# start of MATERIAL SHOWN

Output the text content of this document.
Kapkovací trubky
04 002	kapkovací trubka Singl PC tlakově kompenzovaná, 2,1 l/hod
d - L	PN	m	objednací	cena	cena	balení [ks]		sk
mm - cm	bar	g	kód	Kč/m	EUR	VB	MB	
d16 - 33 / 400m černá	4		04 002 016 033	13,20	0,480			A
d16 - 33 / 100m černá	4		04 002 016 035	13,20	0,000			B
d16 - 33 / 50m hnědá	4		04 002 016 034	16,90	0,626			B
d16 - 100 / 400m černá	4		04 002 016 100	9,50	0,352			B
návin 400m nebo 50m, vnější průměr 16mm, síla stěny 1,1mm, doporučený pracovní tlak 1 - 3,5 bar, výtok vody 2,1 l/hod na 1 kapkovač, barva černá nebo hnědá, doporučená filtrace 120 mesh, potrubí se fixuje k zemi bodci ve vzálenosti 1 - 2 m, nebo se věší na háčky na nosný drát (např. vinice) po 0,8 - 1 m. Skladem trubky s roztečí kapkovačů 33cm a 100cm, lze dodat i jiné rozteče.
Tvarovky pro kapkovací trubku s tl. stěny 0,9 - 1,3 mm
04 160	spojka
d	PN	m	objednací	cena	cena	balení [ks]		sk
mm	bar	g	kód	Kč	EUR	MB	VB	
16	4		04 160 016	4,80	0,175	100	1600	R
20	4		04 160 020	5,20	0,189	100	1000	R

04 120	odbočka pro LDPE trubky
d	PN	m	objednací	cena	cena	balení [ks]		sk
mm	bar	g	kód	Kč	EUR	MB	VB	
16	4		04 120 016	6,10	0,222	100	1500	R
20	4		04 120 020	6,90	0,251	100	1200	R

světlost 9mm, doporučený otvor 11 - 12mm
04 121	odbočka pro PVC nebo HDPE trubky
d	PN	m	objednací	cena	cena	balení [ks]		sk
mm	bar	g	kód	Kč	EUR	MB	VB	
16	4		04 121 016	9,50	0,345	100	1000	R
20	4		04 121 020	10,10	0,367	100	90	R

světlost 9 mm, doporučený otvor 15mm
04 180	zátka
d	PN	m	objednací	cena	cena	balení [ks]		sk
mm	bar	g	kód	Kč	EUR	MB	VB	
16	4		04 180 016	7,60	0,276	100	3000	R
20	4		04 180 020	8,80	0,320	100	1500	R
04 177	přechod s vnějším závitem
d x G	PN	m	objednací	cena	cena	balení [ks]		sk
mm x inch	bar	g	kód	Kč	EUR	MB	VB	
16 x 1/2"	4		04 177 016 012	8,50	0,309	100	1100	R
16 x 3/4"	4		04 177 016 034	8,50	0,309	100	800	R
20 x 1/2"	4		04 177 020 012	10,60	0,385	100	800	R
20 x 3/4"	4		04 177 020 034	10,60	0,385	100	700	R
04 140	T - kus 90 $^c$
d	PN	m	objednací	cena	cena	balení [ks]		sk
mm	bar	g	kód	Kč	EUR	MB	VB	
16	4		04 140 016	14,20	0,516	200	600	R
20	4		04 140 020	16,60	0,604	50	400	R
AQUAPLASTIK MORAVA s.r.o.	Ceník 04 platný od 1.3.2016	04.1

# end of MATERIAL SHOWN

[EXERCISE TASK]: Using the data above, reproduce every line exactly.

[EXERCISE OUTPUT]:
Output the text content of this document.
Kapkovací trubky
04 002	kapkovací trubka Singl PC tlakově kompenzovaná, 2,1 l/hod
d - L	PN	m	objednací	cena	cena	balení [ks]		sk
mm - cm	bar	g	kód	Kč/m	EUR	VB	MB	
d16 - 33 / 400m černá	4		04 002 016 033	13,20	0,480			A
d16 - 33 / 100m černá	4		04 002 016 035	13,20	0,000			B
d16 - 33 / 50m hnědá	4		04 002 016 034	16,90	0,626			B
d16 - 100 / 400m černá	4		04 002 016 100	9,50	0,352			B
návin 400m nebo 50m, vnější průměr 16mm, síla stěny 1,1mm, doporučený pracovní tlak 1 - 3,5 bar, výtok vody 2,1 l/hod na 1 kapkovač, barva černá nebo hnědá, doporučená filtrace 120 mesh, potrubí se fixuje k zemi bodci ve vzálenosti 1 - 2 m, nebo se věší na háčky na nosný drát (např. vinice) po 0,8 - 1 m. Skladem trubky s roztečí kapkovačů 33cm a 100cm, lze dodat i jiné rozteče.
Tvarovky pro kapkovací trubku s tl. stěny 0,9 - 1,3 mm
04 160	spojka
d	PN	m	objednací	cena	cena	balení [ks]		sk
mm	bar	g	kód	Kč	EUR	MB	VB	
16	4		04 160 016	4,80	0,175	100	1600	R
20	4		04 160 020	5,20	0,189	100	1000	R

04 120	odbočka pro LDPE trubky
d	PN	m	objednací	cena	cena	balení [ks]		sk
mm	bar	g	kód	Kč	EUR	MB	VB	
16	4		04 120 016	6,10	0,222	100	1500	R
20	4		04 120 020	6,90	0,251	100	1200	R

světlost 9mm, doporučený otvor 11 - 12mm
04 121	odbočka pro PVC nebo HDPE trubky
d	PN	m	objednací	cena	cena	balení [ks]		sk
mm	bar	g	kód	Kč	EUR	MB	VB	
16	4		04 121 016	9,50	0,345	100	1000	R
20	4		04 121 020	10,10	0,367	100	90	R

světlost 9 mm, doporučený otvor 15mm
04 180	zátka
d	PN	m	objednací	cena	cena	balení [ks]		sk
mm	bar	g	kód	Kč	EUR	MB	VB	
16	4		04 180 016	7,60	0,276	100	3000	R
20	4		04 180 020	8,80	0,320	100	1500	R
04 177	přechod s vnějším závitem
d x G	PN	m	objednací	cena	cena	balení [ks]		sk
mm x inch	bar	g	kód	Kč	EUR	MB	VB	
16 x 1/2"	4		04 177 016 012	8,50	0,309	100	1100	R
16 x 3/4"	4		04 177 016 034	8,50	0,309	100	800	R
20 x 1/2"	4		04 177 020 012	10,60	0,385	100	800	R
20 x 3/4"	4		04 177 020 034	10,60	0,385	100	700	R
04 140	T - kus 90 $^c$
d	PN	m	objednací	cena	cena	balení [ks]		sk
mm	bar	g	kód	Kč	EUR	MB	VB	
16	4		04 140 016	14,20	0,516	200	600	R
20	4		04 140 020	16,60	0,604	50	400	R
AQUAPLASTIK MORAVA s.r.o.	Ceník 04 platný od 1.3.2016	04.1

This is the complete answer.